* [Task directions] Filter the entries and keep only the lines where the string "машиниста" appears.
— START OF Material provided —
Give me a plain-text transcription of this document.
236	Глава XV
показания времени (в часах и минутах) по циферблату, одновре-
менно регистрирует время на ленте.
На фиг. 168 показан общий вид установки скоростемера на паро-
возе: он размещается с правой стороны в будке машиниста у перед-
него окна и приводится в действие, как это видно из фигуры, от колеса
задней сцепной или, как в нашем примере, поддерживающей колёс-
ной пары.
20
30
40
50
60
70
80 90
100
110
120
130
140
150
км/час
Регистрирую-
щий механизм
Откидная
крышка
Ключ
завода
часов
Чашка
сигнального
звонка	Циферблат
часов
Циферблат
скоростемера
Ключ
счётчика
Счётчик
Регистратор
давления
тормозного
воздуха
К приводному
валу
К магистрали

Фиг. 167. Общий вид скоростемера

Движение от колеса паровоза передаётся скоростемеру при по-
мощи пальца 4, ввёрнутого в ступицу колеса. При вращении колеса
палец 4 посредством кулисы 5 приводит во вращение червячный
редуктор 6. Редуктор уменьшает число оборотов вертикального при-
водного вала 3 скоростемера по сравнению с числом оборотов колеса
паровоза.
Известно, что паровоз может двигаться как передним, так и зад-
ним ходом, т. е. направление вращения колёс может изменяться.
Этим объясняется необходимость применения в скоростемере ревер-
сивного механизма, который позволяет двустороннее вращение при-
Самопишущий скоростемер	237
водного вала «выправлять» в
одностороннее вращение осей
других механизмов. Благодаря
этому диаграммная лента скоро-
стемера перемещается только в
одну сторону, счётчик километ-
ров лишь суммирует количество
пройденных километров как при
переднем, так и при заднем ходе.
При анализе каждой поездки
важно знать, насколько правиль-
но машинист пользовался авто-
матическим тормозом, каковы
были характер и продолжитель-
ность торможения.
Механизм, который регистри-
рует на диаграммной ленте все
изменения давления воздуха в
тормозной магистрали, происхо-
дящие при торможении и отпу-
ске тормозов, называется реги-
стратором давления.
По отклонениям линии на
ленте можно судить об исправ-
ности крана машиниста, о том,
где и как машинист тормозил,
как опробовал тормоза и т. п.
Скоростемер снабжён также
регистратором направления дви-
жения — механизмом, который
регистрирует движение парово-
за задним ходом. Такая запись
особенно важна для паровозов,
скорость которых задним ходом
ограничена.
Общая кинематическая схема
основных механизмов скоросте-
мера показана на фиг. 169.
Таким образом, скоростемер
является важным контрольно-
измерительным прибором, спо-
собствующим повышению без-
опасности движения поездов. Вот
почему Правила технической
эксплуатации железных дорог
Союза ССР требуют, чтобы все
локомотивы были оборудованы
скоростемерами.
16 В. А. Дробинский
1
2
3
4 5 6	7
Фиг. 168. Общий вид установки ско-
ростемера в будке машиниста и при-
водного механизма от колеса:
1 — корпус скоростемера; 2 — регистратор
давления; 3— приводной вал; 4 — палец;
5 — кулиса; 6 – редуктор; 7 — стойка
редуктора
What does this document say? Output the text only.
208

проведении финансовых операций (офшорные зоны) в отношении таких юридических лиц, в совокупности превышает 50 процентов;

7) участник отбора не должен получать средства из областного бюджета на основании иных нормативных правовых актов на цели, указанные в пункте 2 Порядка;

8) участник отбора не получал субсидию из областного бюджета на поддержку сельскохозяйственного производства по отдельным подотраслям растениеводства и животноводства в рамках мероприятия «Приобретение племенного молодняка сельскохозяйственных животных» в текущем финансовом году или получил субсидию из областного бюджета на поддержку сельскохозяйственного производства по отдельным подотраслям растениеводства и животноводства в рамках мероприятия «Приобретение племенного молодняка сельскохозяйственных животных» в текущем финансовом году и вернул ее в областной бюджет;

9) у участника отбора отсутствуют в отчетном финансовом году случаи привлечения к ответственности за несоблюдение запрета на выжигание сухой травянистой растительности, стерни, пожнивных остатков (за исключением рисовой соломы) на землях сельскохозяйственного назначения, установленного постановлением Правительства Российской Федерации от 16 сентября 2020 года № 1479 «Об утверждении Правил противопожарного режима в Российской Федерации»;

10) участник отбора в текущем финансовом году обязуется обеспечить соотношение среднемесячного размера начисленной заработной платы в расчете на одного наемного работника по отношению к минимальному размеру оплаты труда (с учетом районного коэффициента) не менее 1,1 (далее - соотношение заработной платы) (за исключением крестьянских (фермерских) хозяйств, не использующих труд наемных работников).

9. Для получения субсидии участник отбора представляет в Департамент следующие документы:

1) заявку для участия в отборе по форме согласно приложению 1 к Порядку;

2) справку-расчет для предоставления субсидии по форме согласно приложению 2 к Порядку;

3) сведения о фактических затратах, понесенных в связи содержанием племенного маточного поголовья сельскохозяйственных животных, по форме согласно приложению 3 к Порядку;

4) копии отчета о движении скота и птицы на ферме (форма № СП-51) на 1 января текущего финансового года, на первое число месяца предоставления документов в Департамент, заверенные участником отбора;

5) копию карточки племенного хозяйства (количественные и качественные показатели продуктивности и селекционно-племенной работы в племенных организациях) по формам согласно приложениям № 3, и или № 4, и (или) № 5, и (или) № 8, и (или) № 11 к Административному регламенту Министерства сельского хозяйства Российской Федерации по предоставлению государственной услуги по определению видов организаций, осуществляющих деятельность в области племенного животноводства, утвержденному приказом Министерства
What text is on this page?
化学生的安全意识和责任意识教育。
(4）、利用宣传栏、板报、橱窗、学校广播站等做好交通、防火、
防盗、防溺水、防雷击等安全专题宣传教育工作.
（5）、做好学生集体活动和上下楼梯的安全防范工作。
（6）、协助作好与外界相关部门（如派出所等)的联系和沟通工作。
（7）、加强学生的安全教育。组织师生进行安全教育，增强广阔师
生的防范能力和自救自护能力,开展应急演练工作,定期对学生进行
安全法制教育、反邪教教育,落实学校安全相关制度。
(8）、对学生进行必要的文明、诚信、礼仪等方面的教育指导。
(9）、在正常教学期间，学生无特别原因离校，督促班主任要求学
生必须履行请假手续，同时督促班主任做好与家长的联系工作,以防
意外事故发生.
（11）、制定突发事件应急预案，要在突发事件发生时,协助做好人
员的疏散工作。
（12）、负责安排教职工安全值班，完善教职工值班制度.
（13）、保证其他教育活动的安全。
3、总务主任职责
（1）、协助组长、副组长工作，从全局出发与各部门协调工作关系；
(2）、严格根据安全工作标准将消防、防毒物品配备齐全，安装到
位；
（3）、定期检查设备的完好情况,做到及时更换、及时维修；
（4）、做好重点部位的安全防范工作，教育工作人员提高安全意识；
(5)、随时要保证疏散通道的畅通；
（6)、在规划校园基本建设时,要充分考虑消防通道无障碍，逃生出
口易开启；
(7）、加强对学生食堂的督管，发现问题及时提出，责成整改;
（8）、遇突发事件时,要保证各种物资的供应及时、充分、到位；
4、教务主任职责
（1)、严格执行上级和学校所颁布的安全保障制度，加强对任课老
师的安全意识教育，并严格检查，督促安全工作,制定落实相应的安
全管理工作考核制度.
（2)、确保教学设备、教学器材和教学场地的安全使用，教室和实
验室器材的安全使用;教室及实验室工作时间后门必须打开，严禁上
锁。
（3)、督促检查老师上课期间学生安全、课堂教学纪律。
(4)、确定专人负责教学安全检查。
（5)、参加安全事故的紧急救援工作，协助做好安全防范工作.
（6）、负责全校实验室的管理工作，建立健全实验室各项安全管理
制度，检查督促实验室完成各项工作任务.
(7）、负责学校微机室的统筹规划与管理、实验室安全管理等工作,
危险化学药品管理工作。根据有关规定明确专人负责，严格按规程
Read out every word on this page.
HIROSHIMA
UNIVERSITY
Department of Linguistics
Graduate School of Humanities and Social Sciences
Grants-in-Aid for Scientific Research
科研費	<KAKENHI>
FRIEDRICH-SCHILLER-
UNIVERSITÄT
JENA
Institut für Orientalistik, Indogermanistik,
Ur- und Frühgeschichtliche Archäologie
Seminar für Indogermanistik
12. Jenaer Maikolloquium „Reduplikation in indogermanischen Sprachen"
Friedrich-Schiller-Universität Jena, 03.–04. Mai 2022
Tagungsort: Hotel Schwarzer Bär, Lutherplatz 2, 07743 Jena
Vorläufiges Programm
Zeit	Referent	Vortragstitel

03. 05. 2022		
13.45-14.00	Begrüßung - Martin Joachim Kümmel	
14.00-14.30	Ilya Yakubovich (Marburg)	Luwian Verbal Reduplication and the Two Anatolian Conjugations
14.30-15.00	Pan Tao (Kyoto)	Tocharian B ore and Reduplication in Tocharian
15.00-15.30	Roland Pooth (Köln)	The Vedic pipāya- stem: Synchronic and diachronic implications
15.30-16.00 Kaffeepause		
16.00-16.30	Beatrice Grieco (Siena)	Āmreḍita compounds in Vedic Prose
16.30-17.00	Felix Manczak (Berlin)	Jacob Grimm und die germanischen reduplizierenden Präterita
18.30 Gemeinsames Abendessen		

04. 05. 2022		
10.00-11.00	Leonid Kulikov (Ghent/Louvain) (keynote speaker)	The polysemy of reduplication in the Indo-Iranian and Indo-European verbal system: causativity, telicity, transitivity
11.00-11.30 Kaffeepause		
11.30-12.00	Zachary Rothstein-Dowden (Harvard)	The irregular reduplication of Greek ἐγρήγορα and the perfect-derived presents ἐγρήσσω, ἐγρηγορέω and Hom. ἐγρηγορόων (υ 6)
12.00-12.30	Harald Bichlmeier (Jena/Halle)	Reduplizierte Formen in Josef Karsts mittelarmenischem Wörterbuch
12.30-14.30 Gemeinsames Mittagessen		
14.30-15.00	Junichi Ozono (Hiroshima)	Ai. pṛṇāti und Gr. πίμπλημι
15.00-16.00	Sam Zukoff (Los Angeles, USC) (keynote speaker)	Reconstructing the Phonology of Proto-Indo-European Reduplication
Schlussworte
— END OF Material provided —
* [Answer to this problem]
возе: он размещается с правой стороны в будке машиниста у перед-
ности крана машиниста, о том,
ростемера в будке машиниста и при-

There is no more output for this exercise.